From the entries below, list each line with "this".

------------------------------------------------------------------------

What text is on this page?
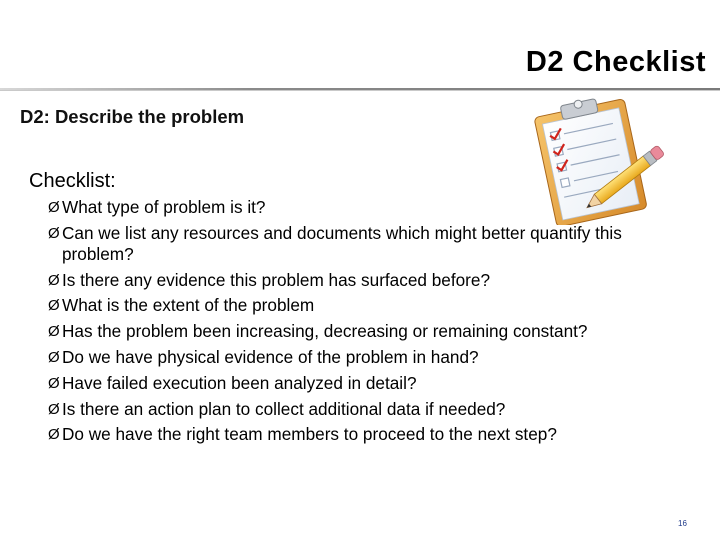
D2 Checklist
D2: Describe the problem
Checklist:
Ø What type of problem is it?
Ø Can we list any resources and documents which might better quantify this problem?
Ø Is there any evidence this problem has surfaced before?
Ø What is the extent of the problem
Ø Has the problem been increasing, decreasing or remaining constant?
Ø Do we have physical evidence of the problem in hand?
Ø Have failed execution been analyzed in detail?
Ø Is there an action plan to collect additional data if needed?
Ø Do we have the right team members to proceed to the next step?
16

------------------------------------------------------------------------

_EXERCISE RESULT_
What text is on this page?
Ø Can we list any resources and documents which might better quantify this problem?
Ø Is there any evidence this problem has surfaced before?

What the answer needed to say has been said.